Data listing

** Start **

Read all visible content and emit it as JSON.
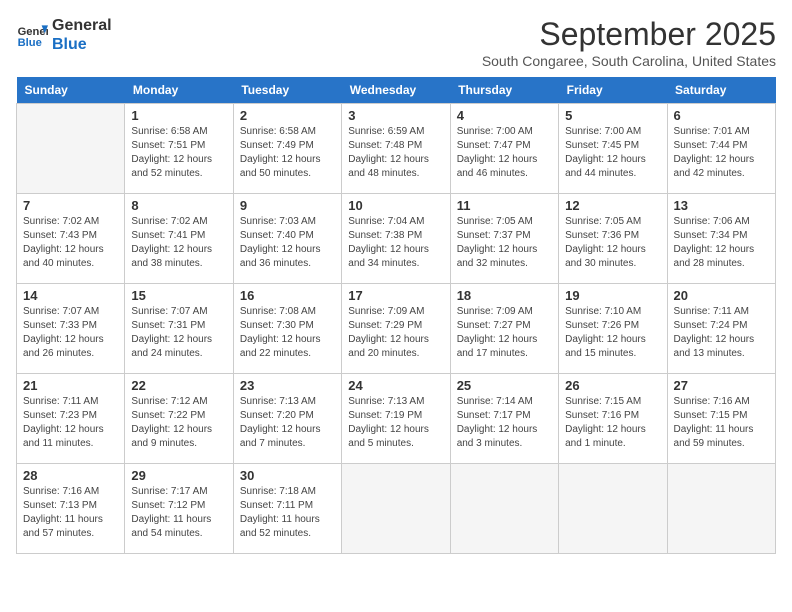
{
  "header": {
    "logo_line1": "General",
    "logo_line2": "Blue",
    "month_year": "September 2025",
    "location": "South Congaree, South Carolina, United States"
  },
  "days_of_week": [
    "Sunday",
    "Monday",
    "Tuesday",
    "Wednesday",
    "Thursday",
    "Friday",
    "Saturday"
  ],
  "weeks": [
    [
      {
        "day": "",
        "info": ""
      },
      {
        "day": "1",
        "info": "Sunrise: 6:58 AM\nSunset: 7:51 PM\nDaylight: 12 hours\nand 52 minutes."
      },
      {
        "day": "2",
        "info": "Sunrise: 6:58 AM\nSunset: 7:49 PM\nDaylight: 12 hours\nand 50 minutes."
      },
      {
        "day": "3",
        "info": "Sunrise: 6:59 AM\nSunset: 7:48 PM\nDaylight: 12 hours\nand 48 minutes."
      },
      {
        "day": "4",
        "info": "Sunrise: 7:00 AM\nSunset: 7:47 PM\nDaylight: 12 hours\nand 46 minutes."
      },
      {
        "day": "5",
        "info": "Sunrise: 7:00 AM\nSunset: 7:45 PM\nDaylight: 12 hours\nand 44 minutes."
      },
      {
        "day": "6",
        "info": "Sunrise: 7:01 AM\nSunset: 7:44 PM\nDaylight: 12 hours\nand 42 minutes."
      }
    ],
    [
      {
        "day": "7",
        "info": "Sunrise: 7:02 AM\nSunset: 7:43 PM\nDaylight: 12 hours\nand 40 minutes."
      },
      {
        "day": "8",
        "info": "Sunrise: 7:02 AM\nSunset: 7:41 PM\nDaylight: 12 hours\nand 38 minutes."
      },
      {
        "day": "9",
        "info": "Sunrise: 7:03 AM\nSunset: 7:40 PM\nDaylight: 12 hours\nand 36 minutes."
      },
      {
        "day": "10",
        "info": "Sunrise: 7:04 AM\nSunset: 7:38 PM\nDaylight: 12 hours\nand 34 minutes."
      },
      {
        "day": "11",
        "info": "Sunrise: 7:05 AM\nSunset: 7:37 PM\nDaylight: 12 hours\nand 32 minutes."
      },
      {
        "day": "12",
        "info": "Sunrise: 7:05 AM\nSunset: 7:36 PM\nDaylight: 12 hours\nand 30 minutes."
      },
      {
        "day": "13",
        "info": "Sunrise: 7:06 AM\nSunset: 7:34 PM\nDaylight: 12 hours\nand 28 minutes."
      }
    ],
    [
      {
        "day": "14",
        "info": "Sunrise: 7:07 AM\nSunset: 7:33 PM\nDaylight: 12 hours\nand 26 minutes."
      },
      {
        "day": "15",
        "info": "Sunrise: 7:07 AM\nSunset: 7:31 PM\nDaylight: 12 hours\nand 24 minutes."
      },
      {
        "day": "16",
        "info": "Sunrise: 7:08 AM\nSunset: 7:30 PM\nDaylight: 12 hours\nand 22 minutes."
      },
      {
        "day": "17",
        "info": "Sunrise: 7:09 AM\nSunset: 7:29 PM\nDaylight: 12 hours\nand 20 minutes."
      },
      {
        "day": "18",
        "info": "Sunrise: 7:09 AM\nSunset: 7:27 PM\nDaylight: 12 hours\nand 17 minutes."
      },
      {
        "day": "19",
        "info": "Sunrise: 7:10 AM\nSunset: 7:26 PM\nDaylight: 12 hours\nand 15 minutes."
      },
      {
        "day": "20",
        "info": "Sunrise: 7:11 AM\nSunset: 7:24 PM\nDaylight: 12 hours\nand 13 minutes."
      }
    ],
    [
      {
        "day": "21",
        "info": "Sunrise: 7:11 AM\nSunset: 7:23 PM\nDaylight: 12 hours\nand 11 minutes."
      },
      {
        "day": "22",
        "info": "Sunrise: 7:12 AM\nSunset: 7:22 PM\nDaylight: 12 hours\nand 9 minutes."
      },
      {
        "day": "23",
        "info": "Sunrise: 7:13 AM\nSunset: 7:20 PM\nDaylight: 12 hours\nand 7 minutes."
      },
      {
        "day": "24",
        "info": "Sunrise: 7:13 AM\nSunset: 7:19 PM\nDaylight: 12 hours\nand 5 minutes."
      },
      {
        "day": "25",
        "info": "Sunrise: 7:14 AM\nSunset: 7:17 PM\nDaylight: 12 hours\nand 3 minutes."
      },
      {
        "day": "26",
        "info": "Sunrise: 7:15 AM\nSunset: 7:16 PM\nDaylight: 12 hours\nand 1 minute."
      },
      {
        "day": "27",
        "info": "Sunrise: 7:16 AM\nSunset: 7:15 PM\nDaylight: 11 hours\nand 59 minutes."
      }
    ],
    [
      {
        "day": "28",
        "info": "Sunrise: 7:16 AM\nSunset: 7:13 PM\nDaylight: 11 hours\nand 57 minutes."
      },
      {
        "day": "29",
        "info": "Sunrise: 7:17 AM\nSunset: 7:12 PM\nDaylight: 11 hours\nand 54 minutes."
      },
      {
        "day": "30",
        "info": "Sunrise: 7:18 AM\nSunset: 7:11 PM\nDaylight: 11 hours\nand 52 minutes."
      },
      {
        "day": "",
        "info": ""
      },
      {
        "day": "",
        "info": ""
      },
      {
        "day": "",
        "info": ""
      },
      {
        "day": "",
        "info": ""
      }
    ]
  ]
}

** End **

Every line of text is to be repeated exactly; pictures are left out.

Read all visible content and emit it as JSON.
{
  "header": {
    "logo_line1": "General",
    "logo_line2": "Blue",
    "month_year": "September 2025",
    "location": "South Congaree, South Carolina, United States"
  },
  "days_of_week": [
    "Sunday",
    "Monday",
    "Tuesday",
    "Wednesday",
    "Thursday",
    "Friday",
    "Saturday"
  ],
  "weeks": [
    [
      {
        "day": "",
        "info": ""
      },
      {
        "day": "1",
        "info": "Sunrise: 6:58 AM\nSunset: 7:51 PM\nDaylight: 12 hours\nand 52 minutes."
      },
      {
        "day": "2",
        "info": "Sunrise: 6:58 AM\nSunset: 7:49 PM\nDaylight: 12 hours\nand 50 minutes."
      },
      {
        "day": "3",
        "info": "Sunrise: 6:59 AM\nSunset: 7:48 PM\nDaylight: 12 hours\nand 48 minutes."
      },
      {
        "day": "4",
        "info": "Sunrise: 7:00 AM\nSunset: 7:47 PM\nDaylight: 12 hours\nand 46 minutes."
      },
      {
        "day": "5",
        "info": "Sunrise: 7:00 AM\nSunset: 7:45 PM\nDaylight: 12 hours\nand 44 minutes."
      },
      {
        "day": "6",
        "info": "Sunrise: 7:01 AM\nSunset: 7:44 PM\nDaylight: 12 hours\nand 42 minutes."
      }
    ],
    [
      {
        "day": "7",
        "info": "Sunrise: 7:02 AM\nSunset: 7:43 PM\nDaylight: 12 hours\nand 40 minutes."
      },
      {
        "day": "8",
        "info": "Sunrise: 7:02 AM\nSunset: 7:41 PM\nDaylight: 12 hours\nand 38 minutes."
      },
      {
        "day": "9",
        "info": "Sunrise: 7:03 AM\nSunset: 7:40 PM\nDaylight: 12 hours\nand 36 minutes."
      },
      {
        "day": "10",
        "info": "Sunrise: 7:04 AM\nSunset: 7:38 PM\nDaylight: 12 hours\nand 34 minutes."
      },
      {
        "day": "11",
        "info": "Sunrise: 7:05 AM\nSunset: 7:37 PM\nDaylight: 12 hours\nand 32 minutes."
      },
      {
        "day": "12",
        "info": "Sunrise: 7:05 AM\nSunset: 7:36 PM\nDaylight: 12 hours\nand 30 minutes."
      },
      {
        "day": "13",
        "info": "Sunrise: 7:06 AM\nSunset: 7:34 PM\nDaylight: 12 hours\nand 28 minutes."
      }
    ],
    [
      {
        "day": "14",
        "info": "Sunrise: 7:07 AM\nSunset: 7:33 PM\nDaylight: 12 hours\nand 26 minutes."
      },
      {
        "day": "15",
        "info": "Sunrise: 7:07 AM\nSunset: 7:31 PM\nDaylight: 12 hours\nand 24 minutes."
      },
      {
        "day": "16",
        "info": "Sunrise: 7:08 AM\nSunset: 7:30 PM\nDaylight: 12 hours\nand 22 minutes."
      },
      {
        "day": "17",
        "info": "Sunrise: 7:09 AM\nSunset: 7:29 PM\nDaylight: 12 hours\nand 20 minutes."
      },
      {
        "day": "18",
        "info": "Sunrise: 7:09 AM\nSunset: 7:27 PM\nDaylight: 12 hours\nand 17 minutes."
      },
      {
        "day": "19",
        "info": "Sunrise: 7:10 AM\nSunset: 7:26 PM\nDaylight: 12 hours\nand 15 minutes."
      },
      {
        "day": "20",
        "info": "Sunrise: 7:11 AM\nSunset: 7:24 PM\nDaylight: 12 hours\nand 13 minutes."
      }
    ],
    [
      {
        "day": "21",
        "info": "Sunrise: 7:11 AM\nSunset: 7:23 PM\nDaylight: 12 hours\nand 11 minutes."
      },
      {
        "day": "22",
        "info": "Sunrise: 7:12 AM\nSunset: 7:22 PM\nDaylight: 12 hours\nand 9 minutes."
      },
      {
        "day": "23",
        "info": "Sunrise: 7:13 AM\nSunset: 7:20 PM\nDaylight: 12 hours\nand 7 minutes."
      },
      {
        "day": "24",
        "info": "Sunrise: 7:13 AM\nSunset: 7:19 PM\nDaylight: 12 hours\nand 5 minutes."
      },
      {
        "day": "25",
        "info": "Sunrise: 7:14 AM\nSunset: 7:17 PM\nDaylight: 12 hours\nand 3 minutes."
      },
      {
        "day": "26",
        "info": "Sunrise: 7:15 AM\nSunset: 7:16 PM\nDaylight: 12 hours\nand 1 minute."
      },
      {
        "day": "27",
        "info": "Sunrise: 7:16 AM\nSunset: 7:15 PM\nDaylight: 11 hours\nand 59 minutes."
      }
    ],
    [
      {
        "day": "28",
        "info": "Sunrise: 7:16 AM\nSunset: 7:13 PM\nDaylight: 11 hours\nand 57 minutes."
      },
      {
        "day": "29",
        "info": "Sunrise: 7:17 AM\nSunset: 7:12 PM\nDaylight: 11 hours\nand 54 minutes."
      },
      {
        "day": "30",
        "info": "Sunrise: 7:18 AM\nSunset: 7:11 PM\nDaylight: 11 hours\nand 52 minutes."
      },
      {
        "day": "",
        "info": ""
      },
      {
        "day": "",
        "info": ""
      },
      {
        "day": "",
        "info": ""
      },
      {
        "day": "",
        "info": ""
      }
    ]
  ]
}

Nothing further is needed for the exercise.